* [What you should do]: Transcribe each of the records below exactly, excluding all pictures.

-- Start of Data provided --

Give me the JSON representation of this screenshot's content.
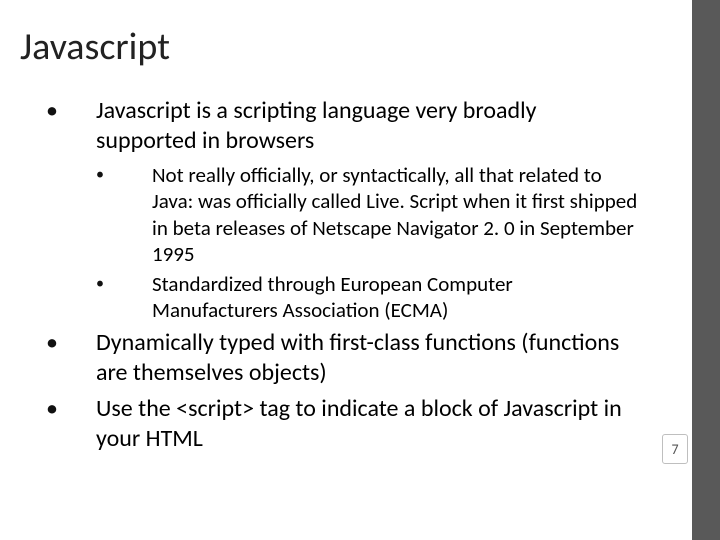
{
  "title": "Javascript",
  "bullets": {
    "b1": "Javascript is a scripting language very broadly supported in browsers",
    "b1a": "Not really officially, or syntactically, all that related to Java: was officially called Live. Script when it first shipped in beta releases of Netscape Navigator 2. 0 in September 1995",
    "b1b": "Standardized through European Computer Manufacturers Association (ECMA)",
    "b2": "Dynamically typed with first-class functions (functions are themselves objects)",
    "b3": "Use the <script> tag to indicate a block of Javascript in your HTML"
  },
  "page_number": "7"
}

-- End of Data provided --

* [Final result]:
Give me the JSON representation of this screenshot's content.
{
  "title": "Javascript",
  "bullets": {
    "b1": "Javascript is a scripting language very broadly supported in browsers",
    "b1a": "Not really officially, or syntactically, all that related to Java: was officially called Live. Script when it first shipped in beta releases of Netscape Navigator 2. 0 in September 1995",
    "b1b": "Standardized through European Computer Manufacturers Association (ECMA)",
    "b2": "Dynamically typed with first-class functions (functions are themselves objects)",
    "b3": "Use the <script> tag to indicate a block of Javascript in your HTML"
  },
  "page_number": "7"
}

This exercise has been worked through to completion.